_Task goal_
Review the material and extract every line in which the word "июня" occurs.

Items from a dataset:

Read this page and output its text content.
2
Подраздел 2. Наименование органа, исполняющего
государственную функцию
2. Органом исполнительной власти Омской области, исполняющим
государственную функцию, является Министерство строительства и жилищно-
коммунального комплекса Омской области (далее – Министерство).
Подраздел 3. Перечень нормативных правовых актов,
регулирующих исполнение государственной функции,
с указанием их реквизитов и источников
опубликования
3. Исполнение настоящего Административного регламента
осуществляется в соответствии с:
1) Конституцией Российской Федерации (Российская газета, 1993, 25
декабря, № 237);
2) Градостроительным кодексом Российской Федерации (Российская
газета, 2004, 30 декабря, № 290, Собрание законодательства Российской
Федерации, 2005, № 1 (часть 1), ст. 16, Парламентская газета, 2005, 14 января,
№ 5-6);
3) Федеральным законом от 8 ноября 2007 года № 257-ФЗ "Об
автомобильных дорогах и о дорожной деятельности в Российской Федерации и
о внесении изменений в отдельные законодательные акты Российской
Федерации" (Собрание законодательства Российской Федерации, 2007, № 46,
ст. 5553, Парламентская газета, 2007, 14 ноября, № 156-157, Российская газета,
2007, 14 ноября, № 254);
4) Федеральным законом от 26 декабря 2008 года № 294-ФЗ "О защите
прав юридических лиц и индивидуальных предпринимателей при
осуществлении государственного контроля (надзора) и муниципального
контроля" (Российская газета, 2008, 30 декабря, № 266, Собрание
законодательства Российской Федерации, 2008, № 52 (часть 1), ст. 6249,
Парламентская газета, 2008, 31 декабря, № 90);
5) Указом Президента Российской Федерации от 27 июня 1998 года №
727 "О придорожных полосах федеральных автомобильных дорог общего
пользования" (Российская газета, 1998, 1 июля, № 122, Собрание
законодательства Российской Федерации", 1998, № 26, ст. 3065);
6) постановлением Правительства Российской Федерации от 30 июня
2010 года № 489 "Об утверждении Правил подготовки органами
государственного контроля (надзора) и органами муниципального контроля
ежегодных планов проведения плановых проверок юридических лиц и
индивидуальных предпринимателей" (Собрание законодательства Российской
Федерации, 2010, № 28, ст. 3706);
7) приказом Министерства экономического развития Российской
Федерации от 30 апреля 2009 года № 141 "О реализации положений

_Result of the task_
5) Указом Президента Российской Федерации от 27 июня 1998 года №
6) постановлением Правительства Российской Федерации от 30 июня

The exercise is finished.